__Passage given__
....

# How do you factor completely x^2+ 4x + 2?

Nov 14, 2015

Not sure about my solution. Have a look!!

#### Explanation:

Certainly at the moment I can not think of an alternative to:

Factors of ${x}^{2}$ can only be $\pm \left(x \text{ and } x\right)$
Factors of 2 can only be $\pm \left(1 \text{ and } 2\right)$. You could have $\sqrt{2} \times \sqrt{2} \textcolor{w h i t e}{x}$ I suppose!

The problem is that $\left(x \times 1\right) + \left(x \times 2\right) \ne 4 x$

Suppose we had instead $\left(x \times 2\right) + \left(x \times 2\right) = 4 x$
This works for the coefficient (number in front) of $x$ but fails for the constant of 2 at the end of the expression.

$2 \times 2 = 4$ this is 2 too much. We can get over this by subtracting the amount that is too much.

So
${x}^{2} + 4 x + 2 = \left(x + 2\right) \left(x + 2\right) - 2 = {\left(x + 2\right)}^{2} - 2$

The problem is that when asked to $\textcolor{g r e e n}{\text{factorise completely}}$ I expect that I am able to do so. Consequently, $\textcolor{b l u e}{\text{either I have gone wrong or the question is not quite correct.}}$

Nov 14, 2015

Complete the square, then use the difference of squares identity to find:

${x}^{2} + 4 x + 2 = \left(x + 2 - \sqrt{2}\right) \left(x + 2 + \sqrt{2}\right)$

#### Explanation:

The difference of squares identity can be written:

${a}^{2} - {b}^{2} = \left(a - b\right) \left(a + b\right)$

In our example:

${x}^{2} + 4 x + 2$

$= {x}^{2} + 4 x + 4 - 2$

$= {\left(x + 2\right)}^{2} - 2$

$= {\left(x + 2\right)}^{2} - {\left(\sqrt{2}\right)}^{2}$

$= \left(x + 2 - \sqrt{2}\right) \left(x + 2 + \sqrt{2}\right)$

In general, given $a {x}^{2} + b x + c$, you can express it in terms of a square and a constant term as follows:

$a {x}^{2} + b x + c$

$= a {\left(x + \frac{b}{2 a}\right)}^{2} + \left(c - {b}^{2} / \left(4 a\right)\right)$

$= a \left({\left(x + \frac{b}{2 a}\right)}^{2} - \left({b}^{2} / \left(4 {a}^{2}\right) - \frac{c}{a}\right)\right)$

$= a \left({\left(x + \frac{b}{2 a}\right)}^{2} - {\left(\sqrt{{b}^{2} / \left(4 {a}^{2}\right) - \frac{c}{a}}\right)}^{2}\right)$

$= a \left(x + \frac{b}{2 a} - \sqrt{{b}^{2} / \left(4 {a}^{2}\right) - \frac{c}{a}}\right) \left(x + \frac{b}{2 a} + \sqrt{{b}^{2} / \left(4 {a}^{2}\right) - \frac{c}{a}}\right)$

$= a \left(x + \frac{b - \sqrt{{b}^{2} - 4 a c}}{2 a}\right) \left(x + \frac{b + \sqrt{{b}^{2} - 4 a c}}{2 a}\right)$

....

__Supplied data__
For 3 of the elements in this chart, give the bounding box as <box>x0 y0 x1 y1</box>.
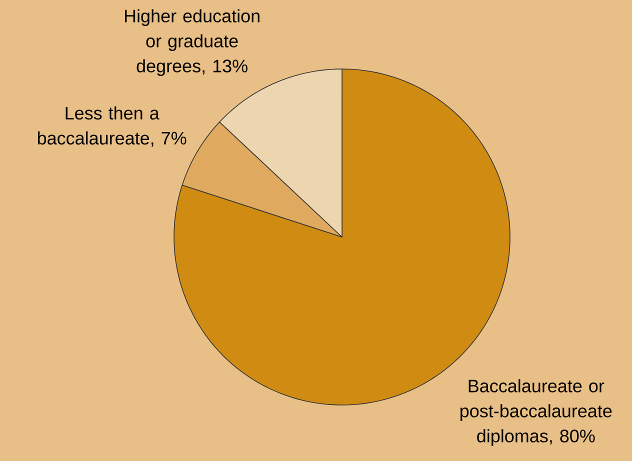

....

In the thread on factoring x^2 + 4x + 2, which identity does the second reply apply after completing the square?

__Worked answer__
The difference of squares identity, a^2 - b^2 = (a - b)(a + b).